Exercise prompt →
Repeat exactly the lines from the line containing "Output a JSON" through the last line of the records below, inclusive, and nothing else.

BEGIN Data section

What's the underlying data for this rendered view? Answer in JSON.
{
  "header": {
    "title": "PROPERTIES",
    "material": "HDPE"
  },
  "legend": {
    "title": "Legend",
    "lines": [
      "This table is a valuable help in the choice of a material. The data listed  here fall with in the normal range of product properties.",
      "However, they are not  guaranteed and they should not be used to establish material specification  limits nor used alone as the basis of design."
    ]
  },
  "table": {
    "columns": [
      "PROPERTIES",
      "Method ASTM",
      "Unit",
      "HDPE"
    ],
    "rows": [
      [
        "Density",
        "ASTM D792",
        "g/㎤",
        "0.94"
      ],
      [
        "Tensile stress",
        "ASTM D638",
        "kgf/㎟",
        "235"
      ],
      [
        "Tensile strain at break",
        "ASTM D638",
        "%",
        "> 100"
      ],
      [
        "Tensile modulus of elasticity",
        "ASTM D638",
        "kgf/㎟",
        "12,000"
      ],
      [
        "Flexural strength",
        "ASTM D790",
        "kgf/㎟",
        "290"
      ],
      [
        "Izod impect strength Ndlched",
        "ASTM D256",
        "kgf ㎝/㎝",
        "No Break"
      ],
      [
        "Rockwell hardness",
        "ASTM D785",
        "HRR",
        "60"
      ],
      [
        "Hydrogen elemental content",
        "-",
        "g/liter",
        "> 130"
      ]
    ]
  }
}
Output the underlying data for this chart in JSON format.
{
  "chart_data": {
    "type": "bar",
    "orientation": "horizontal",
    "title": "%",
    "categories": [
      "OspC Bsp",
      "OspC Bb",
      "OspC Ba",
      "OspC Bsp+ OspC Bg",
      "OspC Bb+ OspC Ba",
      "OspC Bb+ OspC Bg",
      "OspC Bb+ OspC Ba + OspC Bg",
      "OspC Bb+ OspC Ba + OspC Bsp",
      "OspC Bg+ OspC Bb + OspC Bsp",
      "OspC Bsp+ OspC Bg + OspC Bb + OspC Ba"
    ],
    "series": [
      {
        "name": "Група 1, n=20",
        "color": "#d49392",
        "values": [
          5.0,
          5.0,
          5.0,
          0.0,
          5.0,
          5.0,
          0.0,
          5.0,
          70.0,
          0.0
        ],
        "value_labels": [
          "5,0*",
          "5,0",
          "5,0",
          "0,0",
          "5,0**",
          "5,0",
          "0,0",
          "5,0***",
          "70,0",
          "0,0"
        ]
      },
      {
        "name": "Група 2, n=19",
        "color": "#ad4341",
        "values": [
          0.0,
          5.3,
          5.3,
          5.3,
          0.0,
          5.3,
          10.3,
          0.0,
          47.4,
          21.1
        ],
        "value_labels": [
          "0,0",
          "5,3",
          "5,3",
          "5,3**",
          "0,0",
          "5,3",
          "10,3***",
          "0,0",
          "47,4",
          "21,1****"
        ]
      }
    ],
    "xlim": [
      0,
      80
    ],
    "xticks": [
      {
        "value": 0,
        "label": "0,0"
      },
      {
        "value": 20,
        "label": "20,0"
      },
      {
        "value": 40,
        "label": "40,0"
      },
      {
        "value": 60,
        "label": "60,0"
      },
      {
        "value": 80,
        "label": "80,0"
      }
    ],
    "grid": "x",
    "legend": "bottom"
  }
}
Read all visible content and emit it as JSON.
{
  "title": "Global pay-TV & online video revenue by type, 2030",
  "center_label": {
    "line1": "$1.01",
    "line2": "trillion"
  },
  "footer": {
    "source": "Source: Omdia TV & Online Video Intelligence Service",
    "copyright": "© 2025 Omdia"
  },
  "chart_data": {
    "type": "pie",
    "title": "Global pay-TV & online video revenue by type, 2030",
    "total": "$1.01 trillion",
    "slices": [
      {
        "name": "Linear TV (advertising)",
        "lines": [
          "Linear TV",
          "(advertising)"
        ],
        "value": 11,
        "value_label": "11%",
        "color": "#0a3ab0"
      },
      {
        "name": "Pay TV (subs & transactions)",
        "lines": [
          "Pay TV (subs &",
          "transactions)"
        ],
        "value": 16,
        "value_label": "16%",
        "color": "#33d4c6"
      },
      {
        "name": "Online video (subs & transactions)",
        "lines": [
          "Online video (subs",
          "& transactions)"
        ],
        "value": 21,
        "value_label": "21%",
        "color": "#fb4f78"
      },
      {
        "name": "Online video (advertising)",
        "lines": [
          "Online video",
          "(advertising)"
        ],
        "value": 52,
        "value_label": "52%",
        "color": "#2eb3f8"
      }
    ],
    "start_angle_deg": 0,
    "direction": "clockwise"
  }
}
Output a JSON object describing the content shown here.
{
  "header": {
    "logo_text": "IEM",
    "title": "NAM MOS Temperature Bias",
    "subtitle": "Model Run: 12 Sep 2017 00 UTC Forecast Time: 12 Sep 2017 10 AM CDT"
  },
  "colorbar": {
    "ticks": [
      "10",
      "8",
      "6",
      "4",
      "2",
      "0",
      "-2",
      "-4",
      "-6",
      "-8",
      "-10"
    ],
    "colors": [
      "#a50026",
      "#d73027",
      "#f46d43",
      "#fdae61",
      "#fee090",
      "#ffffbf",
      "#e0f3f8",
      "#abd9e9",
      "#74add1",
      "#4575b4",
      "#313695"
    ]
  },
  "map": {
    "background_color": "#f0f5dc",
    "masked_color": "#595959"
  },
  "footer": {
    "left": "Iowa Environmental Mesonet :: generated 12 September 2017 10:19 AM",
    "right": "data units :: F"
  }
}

END Data section

Answer for this exercise →
Output a JSON object describing the content shown here.
{
  "header": {
    "logo_text": "IEM",
    "title": "NAM MOS Temperature Bias",
    "subtitle": "Model Run: 12 Sep 2017 00 UTC Forecast Time: 12 Sep 2017 10 AM CDT"
  },
  "colorbar": {
    "ticks": [
      "10",
      "8",
      "6",
      "4",
      "2",
      "0",
      "-2",
      "-4",
      "-6",
      "-8",
      "-10"
    ],
    "colors": [
      "#a50026",
      "#d73027",
      "#f46d43",
      "#fdae61",
      "#fee090",
      "#ffffbf",
      "#e0f3f8",
      "#abd9e9",
      "#74add1",
      "#4575b4",
      "#313695"
    ]
  },
  "map": {
    "background_color": "#f0f5dc",
    "masked_color": "#595959"
  },
  "footer": {
    "left": "Iowa Environmental Mesonet :: generated 12 September 2017 10:19 AM",
    "right": "data units :: F"
  }
}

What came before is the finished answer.